## Task
Sift the listing for lines that hold the string "Institución" and pull them out.

---------------

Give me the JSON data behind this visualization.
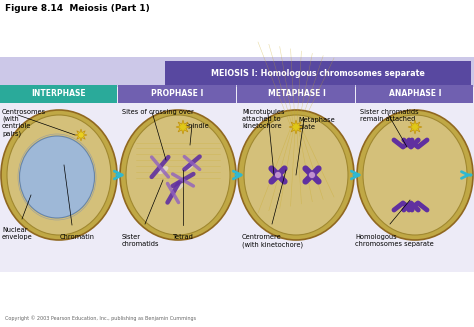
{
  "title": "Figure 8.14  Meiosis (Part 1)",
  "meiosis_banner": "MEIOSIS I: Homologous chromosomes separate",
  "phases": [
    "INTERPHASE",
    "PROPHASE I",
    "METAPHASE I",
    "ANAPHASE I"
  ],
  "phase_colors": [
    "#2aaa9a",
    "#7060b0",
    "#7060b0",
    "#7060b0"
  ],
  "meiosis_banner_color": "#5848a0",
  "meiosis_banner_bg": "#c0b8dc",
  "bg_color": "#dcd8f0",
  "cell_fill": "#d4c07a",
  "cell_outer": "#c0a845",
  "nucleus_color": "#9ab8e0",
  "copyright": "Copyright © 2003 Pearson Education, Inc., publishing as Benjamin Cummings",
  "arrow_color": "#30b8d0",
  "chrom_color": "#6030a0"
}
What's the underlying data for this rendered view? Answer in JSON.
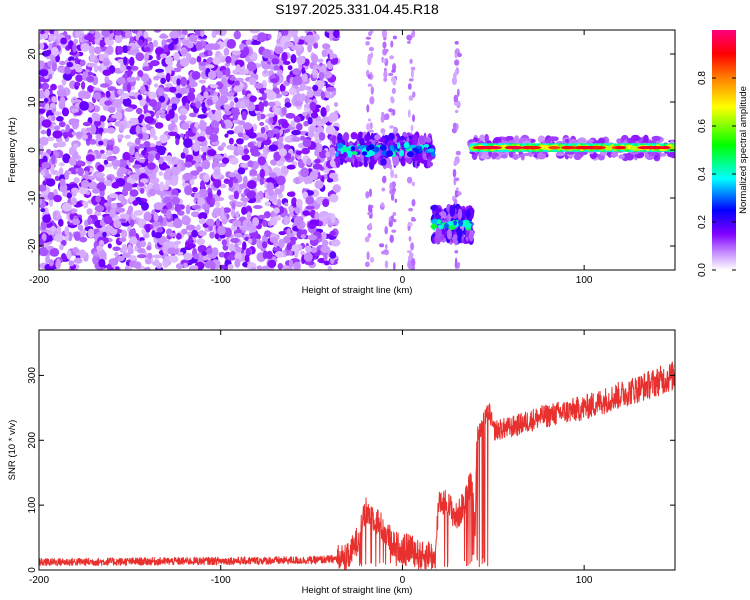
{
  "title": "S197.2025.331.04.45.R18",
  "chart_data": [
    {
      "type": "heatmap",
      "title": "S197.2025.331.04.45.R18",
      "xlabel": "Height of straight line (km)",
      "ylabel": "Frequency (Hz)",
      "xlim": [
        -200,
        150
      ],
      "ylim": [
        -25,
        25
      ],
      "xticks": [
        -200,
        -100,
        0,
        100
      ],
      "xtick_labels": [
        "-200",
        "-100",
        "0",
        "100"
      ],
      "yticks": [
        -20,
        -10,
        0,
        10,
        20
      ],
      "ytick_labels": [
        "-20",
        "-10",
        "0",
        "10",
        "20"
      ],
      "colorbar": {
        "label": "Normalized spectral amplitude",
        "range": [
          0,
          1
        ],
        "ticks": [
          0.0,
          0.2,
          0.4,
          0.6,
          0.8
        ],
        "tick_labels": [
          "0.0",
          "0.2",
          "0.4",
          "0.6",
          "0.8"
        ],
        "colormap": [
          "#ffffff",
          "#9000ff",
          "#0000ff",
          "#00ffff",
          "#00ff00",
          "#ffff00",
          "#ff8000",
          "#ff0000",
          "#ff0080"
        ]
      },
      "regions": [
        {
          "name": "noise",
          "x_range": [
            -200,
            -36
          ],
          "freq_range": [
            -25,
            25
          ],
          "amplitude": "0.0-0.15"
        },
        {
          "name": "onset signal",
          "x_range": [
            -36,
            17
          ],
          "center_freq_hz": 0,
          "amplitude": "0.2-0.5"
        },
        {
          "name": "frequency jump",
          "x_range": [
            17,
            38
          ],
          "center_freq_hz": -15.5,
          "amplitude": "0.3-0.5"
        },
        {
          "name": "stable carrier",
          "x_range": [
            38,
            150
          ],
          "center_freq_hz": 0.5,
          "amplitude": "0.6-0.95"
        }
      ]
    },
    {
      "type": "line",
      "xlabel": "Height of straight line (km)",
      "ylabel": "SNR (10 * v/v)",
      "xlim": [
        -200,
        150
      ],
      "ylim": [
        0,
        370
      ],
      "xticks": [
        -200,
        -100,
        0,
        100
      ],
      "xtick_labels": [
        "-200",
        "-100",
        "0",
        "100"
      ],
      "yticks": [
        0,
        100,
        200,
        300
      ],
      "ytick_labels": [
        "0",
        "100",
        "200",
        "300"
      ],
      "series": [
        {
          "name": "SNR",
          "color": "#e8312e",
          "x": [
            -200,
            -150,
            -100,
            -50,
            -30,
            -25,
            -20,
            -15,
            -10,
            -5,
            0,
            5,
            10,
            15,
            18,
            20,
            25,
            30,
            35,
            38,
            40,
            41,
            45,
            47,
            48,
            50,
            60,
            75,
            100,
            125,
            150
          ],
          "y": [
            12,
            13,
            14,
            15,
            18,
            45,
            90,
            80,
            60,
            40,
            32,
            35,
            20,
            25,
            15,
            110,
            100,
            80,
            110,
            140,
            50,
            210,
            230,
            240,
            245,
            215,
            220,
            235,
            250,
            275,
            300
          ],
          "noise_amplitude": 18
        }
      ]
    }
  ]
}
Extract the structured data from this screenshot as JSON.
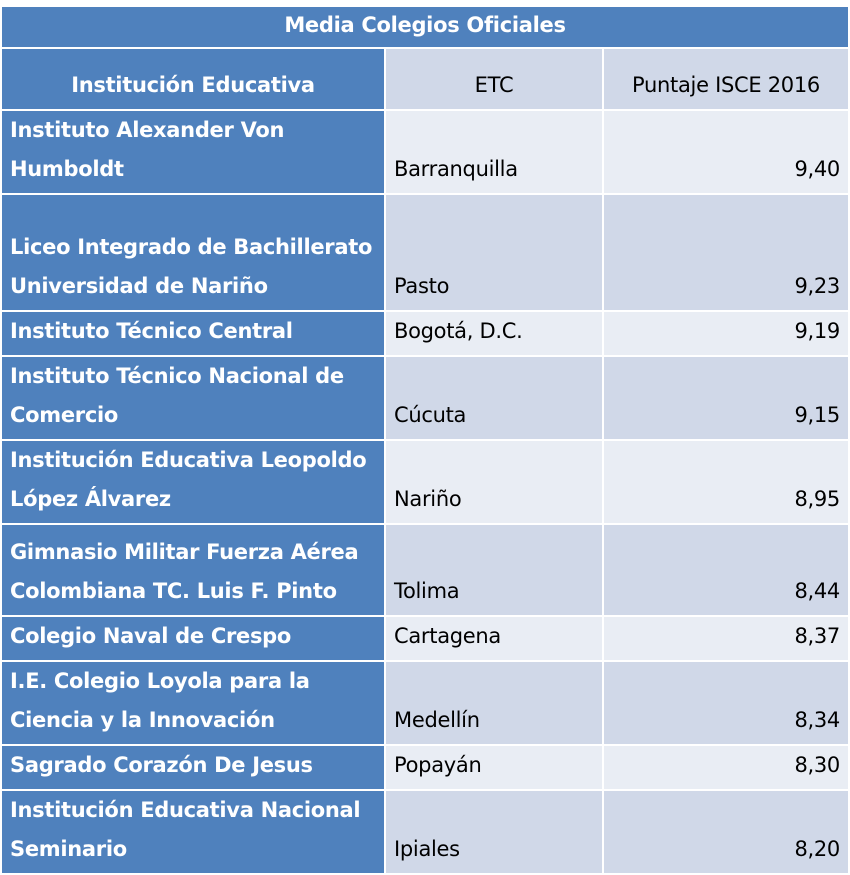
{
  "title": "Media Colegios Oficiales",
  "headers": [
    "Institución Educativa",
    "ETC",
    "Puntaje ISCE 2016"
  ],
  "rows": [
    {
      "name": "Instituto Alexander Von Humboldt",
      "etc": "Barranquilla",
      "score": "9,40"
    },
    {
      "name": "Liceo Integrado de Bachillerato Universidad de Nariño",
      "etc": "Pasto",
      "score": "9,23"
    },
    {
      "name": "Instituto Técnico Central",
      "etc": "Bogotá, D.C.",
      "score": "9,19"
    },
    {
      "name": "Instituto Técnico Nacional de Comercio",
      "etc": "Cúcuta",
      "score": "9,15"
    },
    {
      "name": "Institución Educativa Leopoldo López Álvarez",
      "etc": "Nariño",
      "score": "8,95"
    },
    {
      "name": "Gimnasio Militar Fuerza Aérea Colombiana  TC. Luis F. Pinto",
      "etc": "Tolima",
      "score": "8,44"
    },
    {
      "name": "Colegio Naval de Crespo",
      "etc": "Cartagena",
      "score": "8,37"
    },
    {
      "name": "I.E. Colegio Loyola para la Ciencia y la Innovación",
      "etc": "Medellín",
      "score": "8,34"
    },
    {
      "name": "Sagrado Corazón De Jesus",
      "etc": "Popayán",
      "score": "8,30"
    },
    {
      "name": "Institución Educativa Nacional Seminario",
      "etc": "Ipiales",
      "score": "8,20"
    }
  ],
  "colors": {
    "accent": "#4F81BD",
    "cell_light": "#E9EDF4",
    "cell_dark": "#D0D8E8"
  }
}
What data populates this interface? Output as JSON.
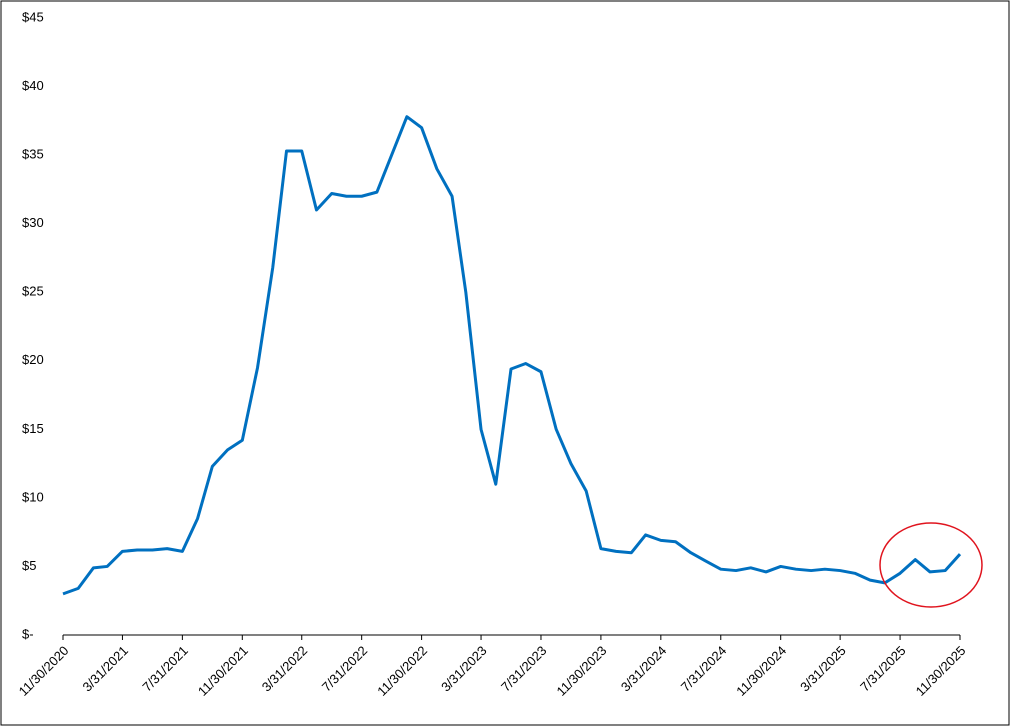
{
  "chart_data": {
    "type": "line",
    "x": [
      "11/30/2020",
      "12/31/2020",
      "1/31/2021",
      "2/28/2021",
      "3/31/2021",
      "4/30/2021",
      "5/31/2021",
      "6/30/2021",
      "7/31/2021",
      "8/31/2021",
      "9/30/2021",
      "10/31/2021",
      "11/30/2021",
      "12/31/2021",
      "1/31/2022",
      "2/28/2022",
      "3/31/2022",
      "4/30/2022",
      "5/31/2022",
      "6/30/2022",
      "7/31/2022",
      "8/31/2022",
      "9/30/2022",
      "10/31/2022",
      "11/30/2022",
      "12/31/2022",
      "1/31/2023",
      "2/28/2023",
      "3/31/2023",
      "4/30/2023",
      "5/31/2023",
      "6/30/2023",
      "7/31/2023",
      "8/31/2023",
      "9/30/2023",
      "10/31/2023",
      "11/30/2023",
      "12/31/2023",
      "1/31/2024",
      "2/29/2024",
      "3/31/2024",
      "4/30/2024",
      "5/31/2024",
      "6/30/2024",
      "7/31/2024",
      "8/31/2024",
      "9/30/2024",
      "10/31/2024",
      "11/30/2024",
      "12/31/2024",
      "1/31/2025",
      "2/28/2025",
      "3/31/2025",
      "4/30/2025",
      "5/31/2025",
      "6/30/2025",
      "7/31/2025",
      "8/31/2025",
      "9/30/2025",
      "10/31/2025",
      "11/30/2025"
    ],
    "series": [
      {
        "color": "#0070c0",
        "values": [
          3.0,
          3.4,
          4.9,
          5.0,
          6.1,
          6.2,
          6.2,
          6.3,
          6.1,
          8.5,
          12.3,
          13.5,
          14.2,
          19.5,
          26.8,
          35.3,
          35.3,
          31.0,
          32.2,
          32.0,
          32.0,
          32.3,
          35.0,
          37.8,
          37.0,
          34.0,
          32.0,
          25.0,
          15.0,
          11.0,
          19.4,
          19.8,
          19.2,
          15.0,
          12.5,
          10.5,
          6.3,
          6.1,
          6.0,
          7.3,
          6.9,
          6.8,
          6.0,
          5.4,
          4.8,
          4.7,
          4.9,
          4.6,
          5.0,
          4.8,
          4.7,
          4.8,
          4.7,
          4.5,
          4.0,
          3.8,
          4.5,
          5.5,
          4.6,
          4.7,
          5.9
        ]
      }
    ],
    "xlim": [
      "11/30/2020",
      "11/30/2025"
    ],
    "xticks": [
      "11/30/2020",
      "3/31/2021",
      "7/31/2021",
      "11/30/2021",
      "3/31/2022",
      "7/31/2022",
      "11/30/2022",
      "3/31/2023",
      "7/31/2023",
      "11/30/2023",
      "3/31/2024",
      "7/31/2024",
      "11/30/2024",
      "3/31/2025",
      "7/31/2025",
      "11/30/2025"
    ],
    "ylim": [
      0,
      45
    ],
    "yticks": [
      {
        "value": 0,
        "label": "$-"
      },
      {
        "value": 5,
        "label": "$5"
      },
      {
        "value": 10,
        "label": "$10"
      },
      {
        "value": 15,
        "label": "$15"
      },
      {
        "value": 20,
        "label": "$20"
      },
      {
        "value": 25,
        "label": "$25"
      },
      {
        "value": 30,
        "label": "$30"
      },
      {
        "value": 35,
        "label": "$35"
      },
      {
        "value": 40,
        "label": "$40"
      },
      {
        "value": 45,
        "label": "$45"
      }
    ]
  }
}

---------------

## Full solution
    "Institución Educativa",
      "name": "Institución Educativa Leopoldo López Álvarez",
      "name": "Institución Educativa Nacional Seminario",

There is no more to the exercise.